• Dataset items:
━━━━━━━━━━

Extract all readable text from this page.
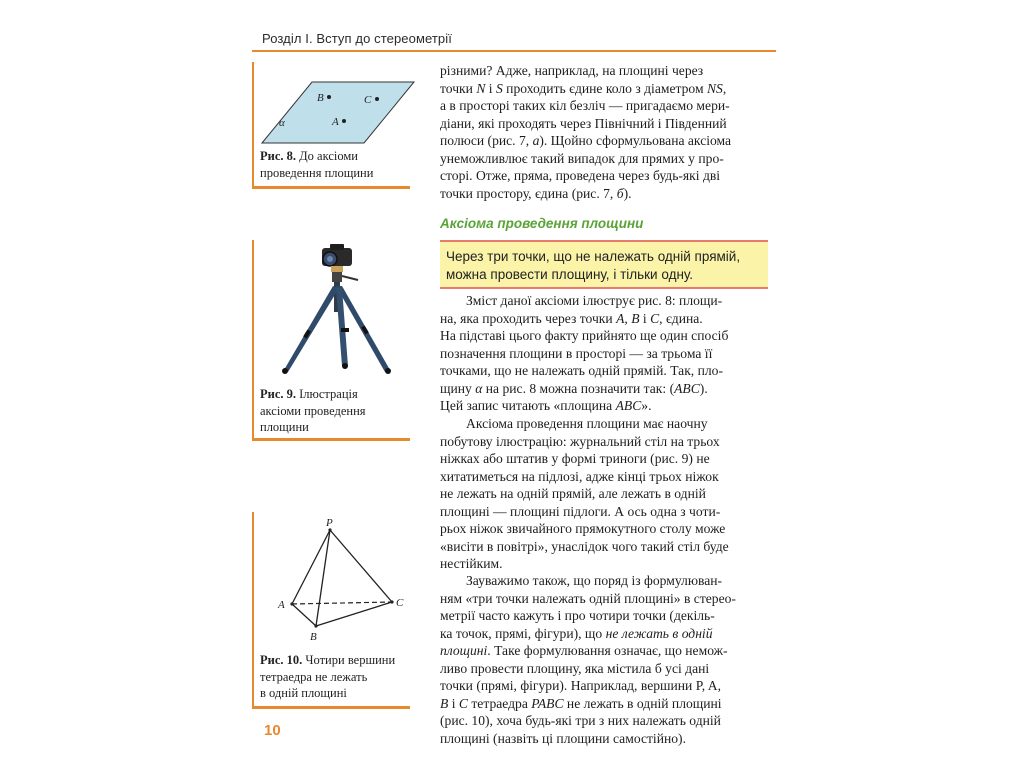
Розділ І. Вступ до стереометрії
B	C
A
α
Рис. 8. До аксіоми
проведення площини
Рис. 9. Ілюстрація
аксіоми проведення
площини
P
A
B
C
Рис. 10. Чотири вершини
тетраедра не лежать
в одній площині

різними? Адже, наприклад, на площині через

точки N і S проходить єдине коло з діаметром NS,

а в просторі таких кіл безліч — пригадаємо мери-

діани, які проходять через Північний і Південний

полюси (рис. 7, а). Щойно сформульована аксіома

унеможливлює такий випадок для прямих у про-

сторі. Отже, пряма, проведена через будь-які дві

точки простору, єдина (рис. 7, б).

Аксіома проведення площини
Через три точки, що не належать одній прямій,
можна провести площину, і тільки одну.

Зміст даної аксіоми ілюструє рис. 8: площи-

на, яка проходить через точки A, B і C, єдина.

На підставі цього факту прийнято ще один спосіб

позначення площини в просторі — за трьома її

точками, що не належать одній прямій. Так, пло-

щину α на рис. 8 можна позначити так: (ABC).

Цей запис читають «площина ABC».

Аксіома проведення площини має наочну

побутову ілюстрацію: журнальний стіл на трьох

ніжках або штатив у формі триноги (рис. 9) не

хитатиметься на підлозі, адже кінці трьох ніжок

не лежать на одній прямій, але лежать в одній

площині — площині підлоги. А ось одна з чоти-

рьох ніжок звичайного прямокутного столу може

«висіти в повітрі», унаслідок чого такий стіл буде

нестійким.

Зауважимо також, що поряд із формулюван-

ням «три точки належать одній площині» в стерео-

метрії часто кажуть і про чотири точки (декіль-

ка точок, прямі, фігури), що не лежать в одній

площині. Таке формулювання означає, що немож-

ливо провести площину, яка містила б усі дані

точки (прямі, фігури). Наприклад, вершини P, A,

B і C тетраедра PABC не лежать в одній площині

(рис. 10), хоча будь-які три з них належать одній

площині (назвіть ці площини самостійно).

10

━━━━━━━━━━

• Your objective: Without the pictures, restate all the entries above exactly.

• Response below:
Extract all readable text from this page.
Розділ І. Вступ до стереометрії
B	C
A
α
Рис. 8. До аксіоми
проведення площини
Рис. 9. Ілюстрація
аксіоми проведення
площини
P
A
B
C
Рис. 10. Чотири вершини
тетраедра не лежать
в одній площині

різними? Адже, наприклад, на площині через

точки N і S проходить єдине коло з діаметром NS,

а в просторі таких кіл безліч — пригадаємо мери-

діани, які проходять через Північний і Південний

полюси (рис. 7, а). Щойно сформульована аксіома

унеможливлює такий випадок для прямих у про-

сторі. Отже, пряма, проведена через будь-які дві

точки простору, єдина (рис. 7, б).

Аксіома проведення площини
Через три точки, що не належать одній прямій,
можна провести площину, і тільки одну.

Зміст даної аксіоми ілюструє рис. 8: площи-

на, яка проходить через точки A, B і C, єдина.

На підставі цього факту прийнято ще один спосіб

позначення площини в просторі — за трьома її

точками, що не належать одній прямій. Так, пло-

щину α на рис. 8 можна позначити так: (ABC).

Цей запис читають «площина ABC».

Аксіома проведення площини має наочну

побутову ілюстрацію: журнальний стіл на трьох

ніжках або штатив у формі триноги (рис. 9) не

хитатиметься на підлозі, адже кінці трьох ніжок

не лежать на одній прямій, але лежать в одній

площині — площині підлоги. А ось одна з чоти-

рьох ніжок звичайного прямокутного столу може

«висіти в повітрі», унаслідок чого такий стіл буде

нестійким.

Зауважимо також, що поряд із формулюван-

ням «три точки належать одній площині» в стерео-

метрії часто кажуть і про чотири точки (декіль-

ка точок, прямі, фігури), що не лежать в одній

площині. Таке формулювання означає, що немож-

ливо провести площину, яка містила б усі дані

точки (прямі, фігури). Наприклад, вершини P, A,

B і C тетраедра PABC не лежать в одній площині

(рис. 10), хоча будь-які три з них належать одній

площині (назвіть ці площини самостійно).

10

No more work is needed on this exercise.